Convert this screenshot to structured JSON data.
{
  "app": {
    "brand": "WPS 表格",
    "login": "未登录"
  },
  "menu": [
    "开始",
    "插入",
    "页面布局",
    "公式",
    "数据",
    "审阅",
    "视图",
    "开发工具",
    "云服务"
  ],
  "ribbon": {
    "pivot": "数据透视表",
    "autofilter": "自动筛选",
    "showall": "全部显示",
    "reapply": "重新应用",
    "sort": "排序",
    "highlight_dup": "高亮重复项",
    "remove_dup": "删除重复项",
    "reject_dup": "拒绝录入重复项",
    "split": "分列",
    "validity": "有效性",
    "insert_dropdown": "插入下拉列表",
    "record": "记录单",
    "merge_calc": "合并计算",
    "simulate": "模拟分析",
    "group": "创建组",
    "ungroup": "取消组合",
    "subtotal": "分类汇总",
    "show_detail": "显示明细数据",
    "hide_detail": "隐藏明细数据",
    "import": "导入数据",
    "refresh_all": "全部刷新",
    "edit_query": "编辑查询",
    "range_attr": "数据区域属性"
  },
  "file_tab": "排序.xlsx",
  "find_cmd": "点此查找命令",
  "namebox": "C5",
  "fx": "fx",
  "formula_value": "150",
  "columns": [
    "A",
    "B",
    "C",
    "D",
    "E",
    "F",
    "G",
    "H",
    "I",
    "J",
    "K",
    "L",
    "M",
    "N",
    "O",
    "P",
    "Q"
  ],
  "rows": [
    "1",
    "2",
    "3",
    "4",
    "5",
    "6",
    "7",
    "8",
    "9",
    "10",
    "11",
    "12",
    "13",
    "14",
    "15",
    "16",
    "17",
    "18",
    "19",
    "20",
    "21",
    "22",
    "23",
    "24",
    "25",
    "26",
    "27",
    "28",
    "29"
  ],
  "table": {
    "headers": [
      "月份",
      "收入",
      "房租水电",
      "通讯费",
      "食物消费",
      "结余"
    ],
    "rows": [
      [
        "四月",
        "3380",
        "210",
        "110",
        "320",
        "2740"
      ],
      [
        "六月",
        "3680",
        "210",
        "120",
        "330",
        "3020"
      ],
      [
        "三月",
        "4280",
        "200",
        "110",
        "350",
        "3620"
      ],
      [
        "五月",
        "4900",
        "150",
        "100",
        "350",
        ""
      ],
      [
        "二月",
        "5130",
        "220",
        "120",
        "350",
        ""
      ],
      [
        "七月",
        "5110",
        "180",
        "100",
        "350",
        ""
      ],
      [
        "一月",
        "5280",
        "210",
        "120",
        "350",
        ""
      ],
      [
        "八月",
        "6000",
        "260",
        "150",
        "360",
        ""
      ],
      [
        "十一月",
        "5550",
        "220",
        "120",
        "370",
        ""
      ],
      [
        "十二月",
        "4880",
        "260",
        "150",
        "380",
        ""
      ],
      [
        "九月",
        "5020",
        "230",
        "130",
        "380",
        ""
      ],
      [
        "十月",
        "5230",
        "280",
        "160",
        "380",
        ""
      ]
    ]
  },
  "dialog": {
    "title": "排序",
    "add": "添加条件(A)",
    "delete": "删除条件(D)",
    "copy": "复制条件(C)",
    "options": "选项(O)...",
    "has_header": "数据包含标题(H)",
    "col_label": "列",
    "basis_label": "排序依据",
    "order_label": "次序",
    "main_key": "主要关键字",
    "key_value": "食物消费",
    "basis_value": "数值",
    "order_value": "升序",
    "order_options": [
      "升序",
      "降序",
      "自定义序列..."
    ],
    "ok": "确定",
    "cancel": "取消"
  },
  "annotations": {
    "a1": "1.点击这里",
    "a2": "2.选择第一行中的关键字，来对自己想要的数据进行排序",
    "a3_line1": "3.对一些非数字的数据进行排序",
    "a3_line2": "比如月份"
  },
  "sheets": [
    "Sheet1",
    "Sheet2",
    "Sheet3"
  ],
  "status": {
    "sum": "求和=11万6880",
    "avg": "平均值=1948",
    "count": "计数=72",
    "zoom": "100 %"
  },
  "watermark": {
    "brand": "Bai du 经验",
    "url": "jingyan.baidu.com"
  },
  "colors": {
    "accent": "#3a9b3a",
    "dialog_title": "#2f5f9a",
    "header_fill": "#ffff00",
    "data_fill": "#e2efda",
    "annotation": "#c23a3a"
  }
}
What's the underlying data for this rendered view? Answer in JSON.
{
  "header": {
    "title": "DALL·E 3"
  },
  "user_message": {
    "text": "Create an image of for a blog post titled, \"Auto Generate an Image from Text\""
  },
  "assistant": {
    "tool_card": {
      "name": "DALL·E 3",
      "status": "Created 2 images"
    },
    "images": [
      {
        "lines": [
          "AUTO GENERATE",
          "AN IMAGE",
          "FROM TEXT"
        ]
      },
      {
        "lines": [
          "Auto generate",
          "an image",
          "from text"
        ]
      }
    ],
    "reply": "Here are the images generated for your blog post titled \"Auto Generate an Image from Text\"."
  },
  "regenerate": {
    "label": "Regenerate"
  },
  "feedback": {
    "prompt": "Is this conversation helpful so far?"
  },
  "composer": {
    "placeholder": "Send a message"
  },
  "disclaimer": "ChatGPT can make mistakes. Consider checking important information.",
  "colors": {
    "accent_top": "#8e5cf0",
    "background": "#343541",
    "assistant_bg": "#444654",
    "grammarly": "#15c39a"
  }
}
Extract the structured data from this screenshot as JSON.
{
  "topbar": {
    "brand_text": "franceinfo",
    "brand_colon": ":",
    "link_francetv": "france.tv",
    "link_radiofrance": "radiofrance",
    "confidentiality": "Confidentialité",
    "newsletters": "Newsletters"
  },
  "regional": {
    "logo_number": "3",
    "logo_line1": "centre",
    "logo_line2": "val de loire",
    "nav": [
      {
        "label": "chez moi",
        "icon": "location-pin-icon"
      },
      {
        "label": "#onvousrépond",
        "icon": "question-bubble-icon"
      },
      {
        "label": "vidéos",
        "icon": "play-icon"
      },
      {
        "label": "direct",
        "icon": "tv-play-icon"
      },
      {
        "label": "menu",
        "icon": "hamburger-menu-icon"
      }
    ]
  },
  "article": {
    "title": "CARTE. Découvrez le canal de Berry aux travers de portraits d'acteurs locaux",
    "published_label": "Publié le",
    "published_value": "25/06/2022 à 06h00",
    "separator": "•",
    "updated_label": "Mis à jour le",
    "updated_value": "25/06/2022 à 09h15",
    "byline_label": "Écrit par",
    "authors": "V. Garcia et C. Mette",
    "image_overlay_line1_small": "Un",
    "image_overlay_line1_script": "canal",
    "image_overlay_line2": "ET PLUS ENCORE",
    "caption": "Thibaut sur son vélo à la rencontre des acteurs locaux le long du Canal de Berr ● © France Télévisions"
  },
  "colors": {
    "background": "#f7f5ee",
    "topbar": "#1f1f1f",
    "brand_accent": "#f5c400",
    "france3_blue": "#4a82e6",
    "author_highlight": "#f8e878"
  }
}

--

▶ Short problem
In the records above, locate every line with the string "locaux" and copy it.

▶ Output for this exercise
    "title": "CARTE. Découvrez le canal de Berry aux travers de portraits d'acteurs locaux",
    "caption": "Thibaut sur son vélo à la rencontre des acteurs locaux le long du Canal de Berr ● © France Télévisions"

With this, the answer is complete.